• **Exercise objective**
Pick out every line holding the string "الآلة" and copy it.

[Begin]

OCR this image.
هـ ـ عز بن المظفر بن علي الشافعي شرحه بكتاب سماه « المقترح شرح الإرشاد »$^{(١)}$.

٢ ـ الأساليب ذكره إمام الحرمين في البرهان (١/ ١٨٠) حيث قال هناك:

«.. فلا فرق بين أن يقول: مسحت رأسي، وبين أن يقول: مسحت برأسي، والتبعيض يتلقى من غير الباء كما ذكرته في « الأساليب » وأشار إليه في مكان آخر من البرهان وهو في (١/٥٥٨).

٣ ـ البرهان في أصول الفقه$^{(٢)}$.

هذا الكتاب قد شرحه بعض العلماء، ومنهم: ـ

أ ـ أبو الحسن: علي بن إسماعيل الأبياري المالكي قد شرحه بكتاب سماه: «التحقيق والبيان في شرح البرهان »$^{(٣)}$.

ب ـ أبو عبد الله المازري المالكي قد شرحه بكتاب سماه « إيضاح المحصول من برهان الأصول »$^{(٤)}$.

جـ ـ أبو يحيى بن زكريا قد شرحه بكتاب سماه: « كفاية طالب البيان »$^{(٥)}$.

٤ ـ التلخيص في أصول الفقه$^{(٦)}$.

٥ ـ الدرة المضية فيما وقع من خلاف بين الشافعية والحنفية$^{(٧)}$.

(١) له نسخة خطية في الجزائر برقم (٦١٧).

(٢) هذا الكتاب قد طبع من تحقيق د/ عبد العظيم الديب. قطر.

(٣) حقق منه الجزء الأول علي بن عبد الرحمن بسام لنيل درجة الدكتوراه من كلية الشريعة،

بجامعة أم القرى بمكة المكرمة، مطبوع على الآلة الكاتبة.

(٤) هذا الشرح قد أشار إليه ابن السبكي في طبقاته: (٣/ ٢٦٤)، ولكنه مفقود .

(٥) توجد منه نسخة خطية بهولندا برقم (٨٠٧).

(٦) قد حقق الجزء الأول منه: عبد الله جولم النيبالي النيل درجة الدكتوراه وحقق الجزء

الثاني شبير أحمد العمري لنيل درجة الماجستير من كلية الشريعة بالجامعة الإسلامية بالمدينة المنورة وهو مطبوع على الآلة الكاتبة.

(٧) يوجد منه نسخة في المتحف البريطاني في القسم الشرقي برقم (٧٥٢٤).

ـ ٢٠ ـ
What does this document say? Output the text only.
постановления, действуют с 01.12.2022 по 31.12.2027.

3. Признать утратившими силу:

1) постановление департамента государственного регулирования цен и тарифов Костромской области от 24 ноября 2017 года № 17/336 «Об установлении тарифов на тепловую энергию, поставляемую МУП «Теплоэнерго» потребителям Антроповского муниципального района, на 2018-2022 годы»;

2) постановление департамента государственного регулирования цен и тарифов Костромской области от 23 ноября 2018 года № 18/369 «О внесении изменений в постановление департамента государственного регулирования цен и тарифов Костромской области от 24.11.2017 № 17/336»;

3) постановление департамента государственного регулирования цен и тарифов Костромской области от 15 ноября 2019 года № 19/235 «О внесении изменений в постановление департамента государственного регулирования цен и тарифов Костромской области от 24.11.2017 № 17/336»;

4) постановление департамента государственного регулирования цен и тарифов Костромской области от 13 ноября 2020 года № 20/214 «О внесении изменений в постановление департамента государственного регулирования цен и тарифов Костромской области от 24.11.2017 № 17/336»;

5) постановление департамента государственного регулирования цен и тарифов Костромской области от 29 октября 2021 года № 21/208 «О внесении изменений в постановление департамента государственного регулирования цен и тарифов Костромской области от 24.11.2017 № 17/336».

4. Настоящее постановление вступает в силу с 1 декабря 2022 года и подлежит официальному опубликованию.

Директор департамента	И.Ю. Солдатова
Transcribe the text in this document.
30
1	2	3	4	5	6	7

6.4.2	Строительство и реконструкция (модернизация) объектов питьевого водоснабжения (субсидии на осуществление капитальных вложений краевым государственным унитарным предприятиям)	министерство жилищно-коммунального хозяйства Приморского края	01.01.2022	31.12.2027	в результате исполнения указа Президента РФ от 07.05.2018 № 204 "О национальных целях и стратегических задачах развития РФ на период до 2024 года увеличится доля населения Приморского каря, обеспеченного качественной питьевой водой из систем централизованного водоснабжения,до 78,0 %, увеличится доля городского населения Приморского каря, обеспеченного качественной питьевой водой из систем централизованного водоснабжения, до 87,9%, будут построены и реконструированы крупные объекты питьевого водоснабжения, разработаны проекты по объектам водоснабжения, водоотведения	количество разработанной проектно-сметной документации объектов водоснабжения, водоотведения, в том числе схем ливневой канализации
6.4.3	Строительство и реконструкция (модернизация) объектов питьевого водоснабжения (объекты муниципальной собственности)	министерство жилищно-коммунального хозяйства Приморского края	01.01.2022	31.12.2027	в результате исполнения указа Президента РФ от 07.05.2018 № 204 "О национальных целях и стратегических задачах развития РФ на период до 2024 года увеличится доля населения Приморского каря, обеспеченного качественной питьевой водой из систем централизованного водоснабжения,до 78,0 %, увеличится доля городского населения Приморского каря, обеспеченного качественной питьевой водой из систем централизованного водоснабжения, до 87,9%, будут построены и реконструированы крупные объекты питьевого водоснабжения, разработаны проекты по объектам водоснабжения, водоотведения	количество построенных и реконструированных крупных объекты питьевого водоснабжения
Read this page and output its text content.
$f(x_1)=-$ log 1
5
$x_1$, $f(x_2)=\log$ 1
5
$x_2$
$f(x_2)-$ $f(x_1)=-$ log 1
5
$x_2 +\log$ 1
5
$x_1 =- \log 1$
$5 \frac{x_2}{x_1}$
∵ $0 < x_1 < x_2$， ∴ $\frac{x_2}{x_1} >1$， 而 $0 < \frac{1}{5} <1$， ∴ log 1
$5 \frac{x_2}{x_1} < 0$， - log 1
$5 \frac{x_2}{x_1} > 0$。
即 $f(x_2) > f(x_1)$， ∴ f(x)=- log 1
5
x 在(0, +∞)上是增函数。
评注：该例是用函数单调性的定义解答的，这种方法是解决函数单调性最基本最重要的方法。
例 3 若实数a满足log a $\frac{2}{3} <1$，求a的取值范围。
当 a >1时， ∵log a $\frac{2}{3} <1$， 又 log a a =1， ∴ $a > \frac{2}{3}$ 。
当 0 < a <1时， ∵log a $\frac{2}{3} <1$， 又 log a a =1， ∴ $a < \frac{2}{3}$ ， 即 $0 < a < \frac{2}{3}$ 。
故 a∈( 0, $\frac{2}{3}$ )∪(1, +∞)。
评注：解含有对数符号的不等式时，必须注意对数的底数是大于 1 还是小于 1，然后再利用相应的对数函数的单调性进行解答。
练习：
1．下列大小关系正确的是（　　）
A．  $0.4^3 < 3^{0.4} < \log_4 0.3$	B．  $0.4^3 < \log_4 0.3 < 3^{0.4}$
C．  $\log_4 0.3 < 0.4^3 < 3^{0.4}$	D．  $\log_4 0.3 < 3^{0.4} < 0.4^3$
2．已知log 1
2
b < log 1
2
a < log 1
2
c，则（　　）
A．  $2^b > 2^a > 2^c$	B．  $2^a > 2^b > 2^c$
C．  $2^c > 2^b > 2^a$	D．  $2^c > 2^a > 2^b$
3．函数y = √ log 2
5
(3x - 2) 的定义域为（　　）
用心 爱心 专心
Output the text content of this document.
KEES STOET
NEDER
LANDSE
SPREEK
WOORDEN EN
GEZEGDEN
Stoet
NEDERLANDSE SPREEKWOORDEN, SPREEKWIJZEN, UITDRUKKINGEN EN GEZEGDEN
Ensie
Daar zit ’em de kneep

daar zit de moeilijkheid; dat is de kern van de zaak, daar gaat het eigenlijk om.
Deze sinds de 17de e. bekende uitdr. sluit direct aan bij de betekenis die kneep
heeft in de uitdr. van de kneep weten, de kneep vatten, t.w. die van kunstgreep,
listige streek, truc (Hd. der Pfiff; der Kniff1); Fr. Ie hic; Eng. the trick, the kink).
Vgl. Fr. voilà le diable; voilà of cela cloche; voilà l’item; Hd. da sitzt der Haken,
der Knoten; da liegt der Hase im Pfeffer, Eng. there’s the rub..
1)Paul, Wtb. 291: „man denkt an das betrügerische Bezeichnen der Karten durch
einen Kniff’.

[End]

• **Final result**
بجامعة أم القرى بمكة المكرمة، مطبوع على الآلة الكاتبة.
الثاني شبير أحمد العمري لنيل درجة الماجستير من كلية الشريعة بالجامعة الإسلامية بالمدينة المنورة وهو مطبوع على الآلة الكاتبة.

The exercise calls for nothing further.